# RECORDED DATA
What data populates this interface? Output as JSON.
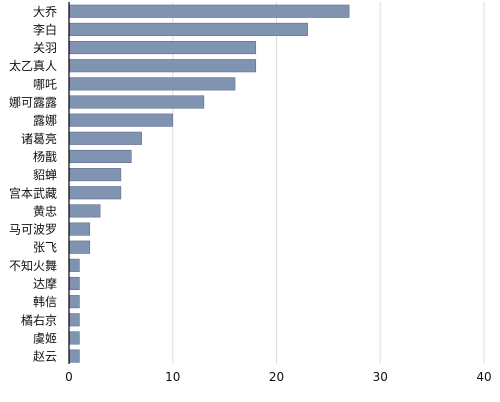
{
  "chart_data": {
    "type": "bar",
    "orientation": "horizontal",
    "categories": [
      "大乔",
      "李白",
      "关羽",
      "太乙真人",
      "哪吒",
      "娜可露露",
      "露娜",
      "诸葛亮",
      "杨戬",
      "貂蝉",
      "宫本武藏",
      "黄忠",
      "马可波罗",
      "张飞",
      "不知火舞",
      "达摩",
      "韩信",
      "橘右京",
      "虞姬",
      "赵云"
    ],
    "values": [
      27,
      23,
      18,
      18,
      16,
      13,
      10,
      7,
      6,
      5,
      5,
      3,
      2,
      2,
      1,
      1,
      1,
      1,
      1,
      1
    ],
    "xlim": [
      0,
      40
    ],
    "xticks": [
      0,
      10,
      20,
      30,
      40
    ],
    "grid": "vertical",
    "bar_color": "#8093b1",
    "title": "",
    "xlabel": "",
    "ylabel": ""
  }
}
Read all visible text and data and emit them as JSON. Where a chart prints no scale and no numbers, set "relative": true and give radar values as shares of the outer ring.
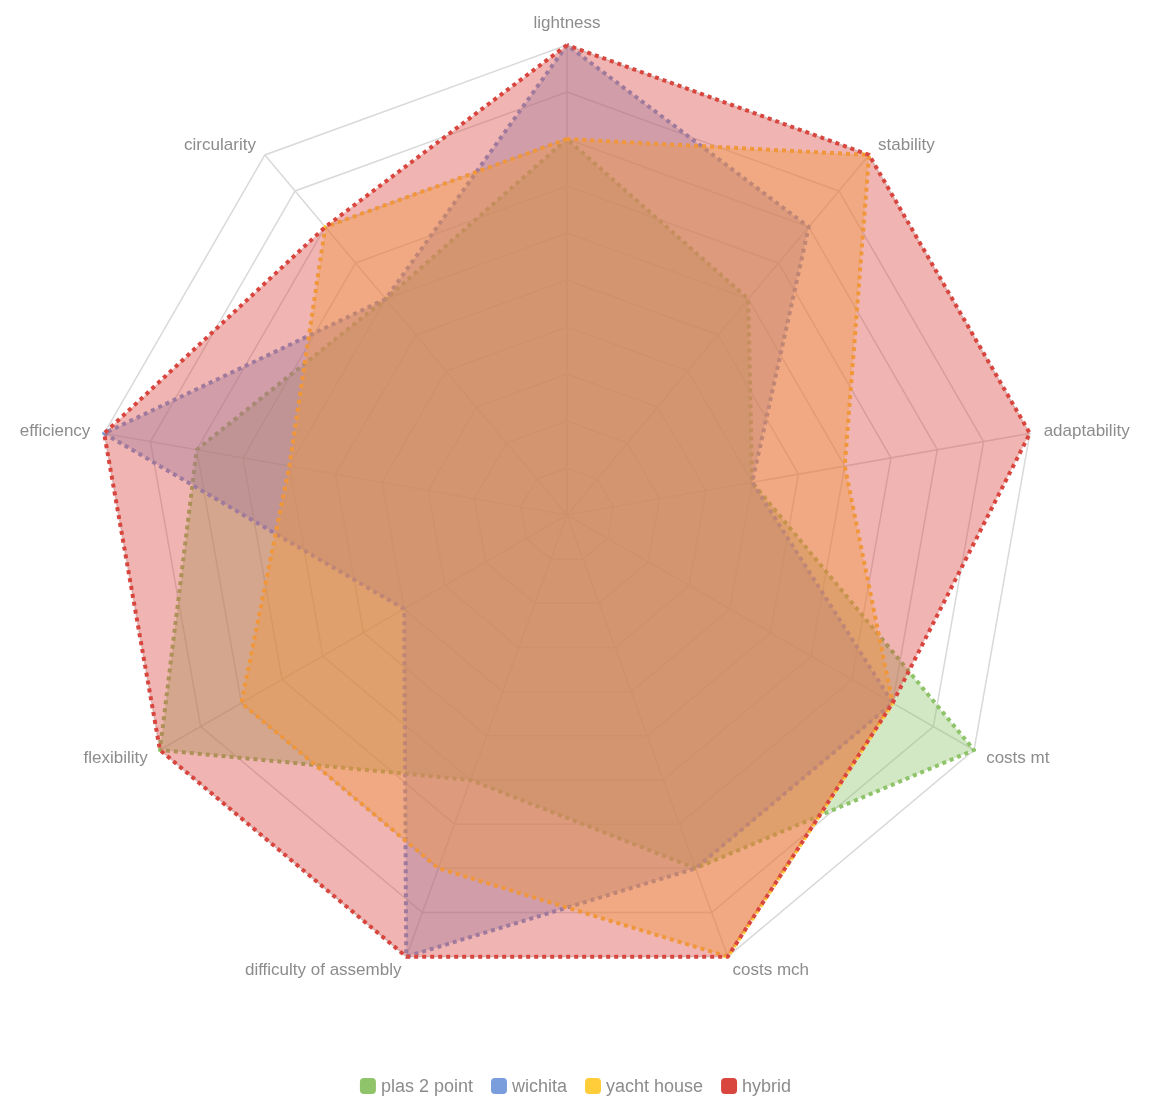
{
  "chart_data": {
    "type": "radar",
    "relative": true,
    "grid": true,
    "legend": "bottom",
    "marker": "none",
    "line_style": "dotted",
    "categories": [
      "lightness",
      "stability",
      "adaptability",
      "costs mt",
      "costs mch",
      "difficulty of assembly",
      "flexibility",
      "efficiency",
      "circularity"
    ],
    "series": [
      {
        "name": "plas 2 point",
        "color": "#8fc46a",
        "values": [
          0.8,
          0.6,
          0.4,
          1,
          0.8,
          0.6,
          1,
          0.8,
          0.6
        ]
      },
      {
        "name": "wichita",
        "color": "#7a9ddb",
        "values": [
          1,
          0.8,
          0.4,
          0.8,
          0.8,
          1,
          0.4,
          1,
          0.6
        ]
      },
      {
        "name": "yacht house",
        "color": "#ffcd3a",
        "values": [
          0.8,
          1,
          0.6,
          0.8,
          1,
          0.8,
          0.8,
          0.6,
          0.8
        ]
      },
      {
        "name": "hybrid",
        "color": "#d9463f",
        "values": [
          1,
          1,
          1,
          0.8,
          1,
          1,
          1,
          1,
          0.8
        ]
      }
    ]
  }
}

# WHAT YOU ARE ASKED TO DO
Repeat the records above exactly, leaving out any pictures they contain.

# RIGHT ANSWER
What data populates this interface? Output as JSON.
{
  "chart_data": {
    "type": "bar",
    "orientation": "horizontal",
    "categories": [
      "大乔",
      "李白",
      "关羽",
      "太乙真人",
      "哪吒",
      "娜可露露",
      "露娜",
      "诸葛亮",
      "杨戬",
      "貂蝉",
      "宫本武藏",
      "黄忠",
      "马可波罗",
      "张飞",
      "不知火舞",
      "达摩",
      "韩信",
      "橘右京",
      "虞姬",
      "赵云"
    ],
    "values": [
      27,
      23,
      18,
      18,
      16,
      13,
      10,
      7,
      6,
      5,
      5,
      3,
      2,
      2,
      1,
      1,
      1,
      1,
      1,
      1
    ],
    "xlim": [
      0,
      40
    ],
    "xticks": [
      0,
      10,
      20,
      30,
      40
    ],
    "grid": "vertical",
    "bar_color": "#8093b1",
    "title": "",
    "xlabel": "",
    "ylabel": ""
  }
}
Read all visible text and data and emit them as JSON. Where a chart prints no scale and no numbers, set "relative": true and give radar values as shares of the outer ring.
{
  "chart_data": {
    "type": "radar",
    "relative": true,
    "grid": true,
    "legend": "bottom",
    "marker": "none",
    "line_style": "dotted",
    "categories": [
      "lightness",
      "stability",
      "adaptability",
      "costs mt",
      "costs mch",
      "difficulty of assembly",
      "flexibility",
      "efficiency",
      "circularity"
    ],
    "series": [
      {
        "name": "plas 2 point",
        "color": "#8fc46a",
        "values": [
          0.8,
          0.6,
          0.4,
          1,
          0.8,
          0.6,
          1,
          0.8,
          0.6
        ]
      },
      {
        "name": "wichita",
        "color": "#7a9ddb",
        "values": [
          1,
          0.8,
          0.4,
          0.8,
          0.8,
          1,
          0.4,
          1,
          0.6
        ]
      },
      {
        "name": "yacht house",
        "color": "#ffcd3a",
        "values": [
          0.8,
          1,
          0.6,
          0.8,
          1,
          0.8,
          0.8,
          0.6,
          0.8
        ]
      },
      {
        "name": "hybrid",
        "color": "#d9463f",
        "values": [
          1,
          1,
          1,
          0.8,
          1,
          1,
          1,
          1,
          0.8
        ]
      }
    ]
  }
}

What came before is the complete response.